:: Directive ::
All of the listing below must be repeated word for word. Pictures are the only thing to omit.

--- Begin ---

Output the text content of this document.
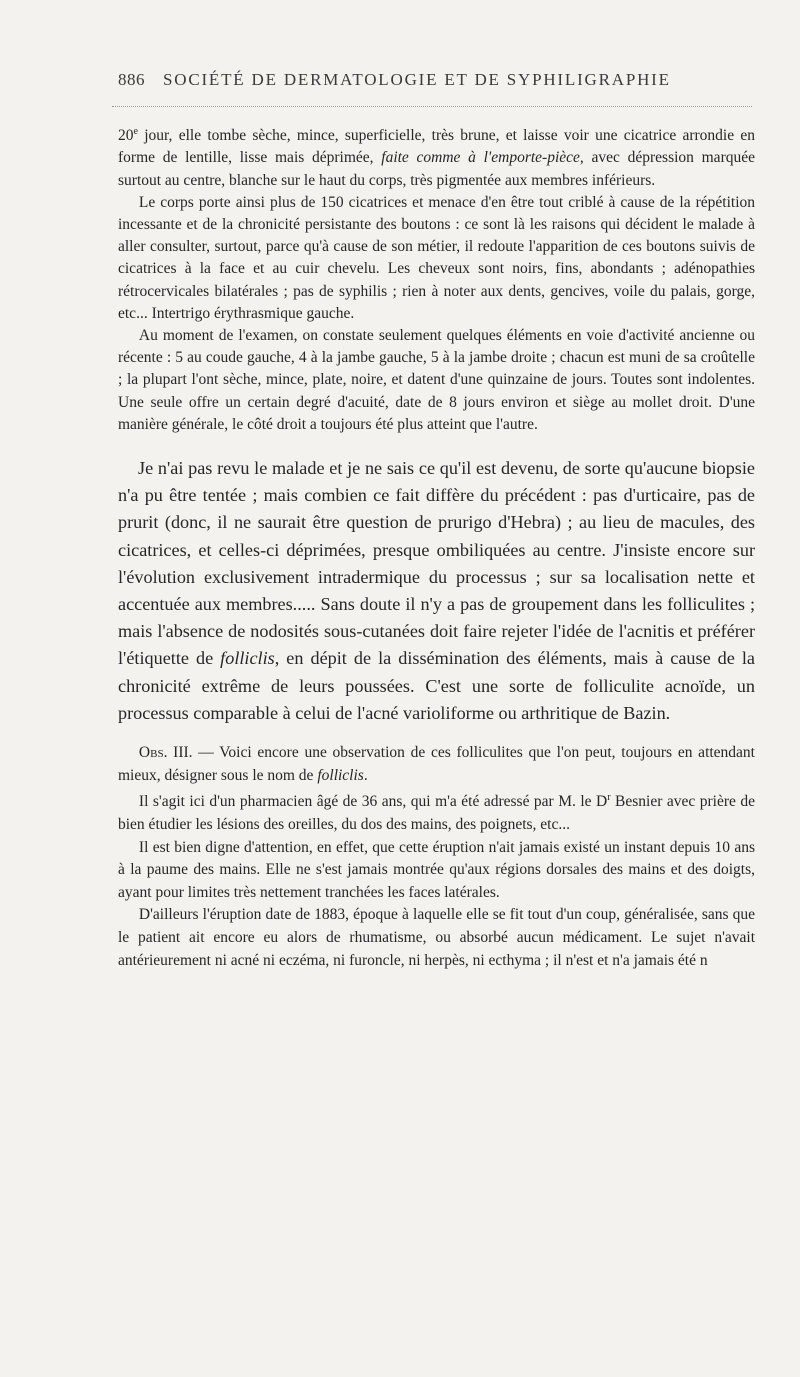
886 SOCIÉTÉ DE DERMATOLOGIE ET DE SYPHILIGRAPHIE

20e jour, elle tombe sèche, mince, superficielle, très brune, et laisse voir une cicatrice arrondie en forme de lentille, lisse mais déprimée, faite comme à l'emporte-pièce, avec dépression marquée surtout au centre, blanche sur le haut du corps, très pigmentée aux membres inférieurs.

Le corps porte ainsi plus de 150 cicatrices et menace d'en être tout criblé à cause de la répétition incessante et de la chronicité persistante des boutons : ce sont là les raisons qui décident le malade à aller consulter, surtout, parce qu'à cause de son métier, il redoute l'apparition de ces boutons suivis de cicatrices à la face et au cuir chevelu. Les cheveux sont noirs, fins, abondants ; adénopathies rétrocervicales bilatérales ; pas de syphilis ; rien à noter aux dents, gencives, voile du palais, gorge, etc... Intertrigo érythrasmique gauche.

Au moment de l'examen, on constate seulement quelques éléments en voie d'activité ancienne ou récente : 5 au coude gauche, 4 à la jambe gauche, 5 à la jambe droite ; chacun est muni de sa croûtelle ; la plupart l'ont sèche, mince, plate, noire, et datent d'une quinzaine de jours. Toutes sont indolentes. Une seule offre un certain degré d'acuité, date de 8 jours environ et siège au mollet droit. D'une manière générale, le côté droit a toujours été plus atteint que l'autre.

Je n'ai pas revu le malade et je ne sais ce qu'il est devenu, de sorte qu'aucune biopsie n'a pu être tentée ; mais combien ce fait diffère du précédent : pas d'urticaire, pas de prurit (donc, il ne saurait être question de prurigo d'Hebra) ; au lieu de macules, des cicatrices, et celles-ci déprimées, presque ombiliquées au centre. J'insiste encore sur l'évolution exclusivement intradermique du processus ; sur sa localisation nette et accentuée aux membres..... Sans doute il n'y a pas de groupement dans les folliculites ; mais l'absence de nodosités sous-cutanées doit faire rejeter l'idée de l'acnitis et préférer l'étiquette de folliclis, en dépit de la dissémination des éléments, mais à cause de la chronicité extrême de leurs poussées. C'est une sorte de folliculite acnoïde, un processus comparable à celui de l'acné varioliforme ou arthritique de Bazin.

Obs. III. — Voici encore une observation de ces folliculites que l'on peut, toujours en attendant mieux, désigner sous le nom de folliclis.

Il s'agit ici d'un pharmacien âgé de 36 ans, qui m'a été adressé par M. le $D^r$ Besnier avec prière de bien étudier les lésions des oreilles, du dos des mains, des poignets, etc...

Il est bien digne d'attention, en effet, que cette éruption n'ait jamais existé un instant depuis 10 ans à la paume des mains. Elle ne s'est jamais montrée qu'aux régions dorsales des mains et des doigts, ayant pour limites très nettement tranchées les faces latérales.

D'ailleurs l'éruption date de 1883, époque à laquelle elle se fit tout d'un coup, généralisée, sans que le patient ait encore eu alors de rhumatisme, ou absorbé aucun médicament. Le sujet n'avait antérieurement ni acné ni eczéma, ni furoncle, ni herpès, ni ecthyma ; il n'est et n'a jamais été n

--- End ---

:: Answer to this exercise ::
Output the text content of this document.
886 SOCIÉTÉ DE DERMATOLOGIE ET DE SYPHILIGRAPHIE

20e jour, elle tombe sèche, mince, superficielle, très brune, et laisse voir une cicatrice arrondie en forme de lentille, lisse mais déprimée, faite comme à l'emporte-pièce, avec dépression marquée surtout au centre, blanche sur le haut du corps, très pigmentée aux membres inférieurs.

Le corps porte ainsi plus de 150 cicatrices et menace d'en être tout criblé à cause de la répétition incessante et de la chronicité persistante des boutons : ce sont là les raisons qui décident le malade à aller consulter, surtout, parce qu'à cause de son métier, il redoute l'apparition de ces boutons suivis de cicatrices à la face et au cuir chevelu. Les cheveux sont noirs, fins, abondants ; adénopathies rétrocervicales bilatérales ; pas de syphilis ; rien à noter aux dents, gencives, voile du palais, gorge, etc... Intertrigo érythrasmique gauche.

Au moment de l'examen, on constate seulement quelques éléments en voie d'activité ancienne ou récente : 5 au coude gauche, 4 à la jambe gauche, 5 à la jambe droite ; chacun est muni de sa croûtelle ; la plupart l'ont sèche, mince, plate, noire, et datent d'une quinzaine de jours. Toutes sont indolentes. Une seule offre un certain degré d'acuité, date de 8 jours environ et siège au mollet droit. D'une manière générale, le côté droit a toujours été plus atteint que l'autre.

Je n'ai pas revu le malade et je ne sais ce qu'il est devenu, de sorte qu'aucune biopsie n'a pu être tentée ; mais combien ce fait diffère du précédent : pas d'urticaire, pas de prurit (donc, il ne saurait être question de prurigo d'Hebra) ; au lieu de macules, des cicatrices, et celles-ci déprimées, presque ombiliquées au centre. J'insiste encore sur l'évolution exclusivement intradermique du processus ; sur sa localisation nette et accentuée aux membres..... Sans doute il n'y a pas de groupement dans les folliculites ; mais l'absence de nodosités sous-cutanées doit faire rejeter l'idée de l'acnitis et préférer l'étiquette de folliclis, en dépit de la dissémination des éléments, mais à cause de la chronicité extrême de leurs poussées. C'est une sorte de folliculite acnoïde, un processus comparable à celui de l'acné varioliforme ou arthritique de Bazin.

Obs. III. — Voici encore une observation de ces folliculites que l'on peut, toujours en attendant mieux, désigner sous le nom de folliclis.

Il s'agit ici d'un pharmacien âgé de 36 ans, qui m'a été adressé par M. le $D^r$ Besnier avec prière de bien étudier les lésions des oreilles, du dos des mains, des poignets, etc...

Il est bien digne d'attention, en effet, que cette éruption n'ait jamais existé un instant depuis 10 ans à la paume des mains. Elle ne s'est jamais montrée qu'aux régions dorsales des mains et des doigts, ayant pour limites très nettement tranchées les faces latérales.

D'ailleurs l'éruption date de 1883, époque à laquelle elle se fit tout d'un coup, généralisée, sans que le patient ait encore eu alors de rhumatisme, ou absorbé aucun médicament. Le sujet n'avait antérieurement ni acné ni eczéma, ni furoncle, ni herpès, ni ecthyma ; il n'est et n'a jamais été n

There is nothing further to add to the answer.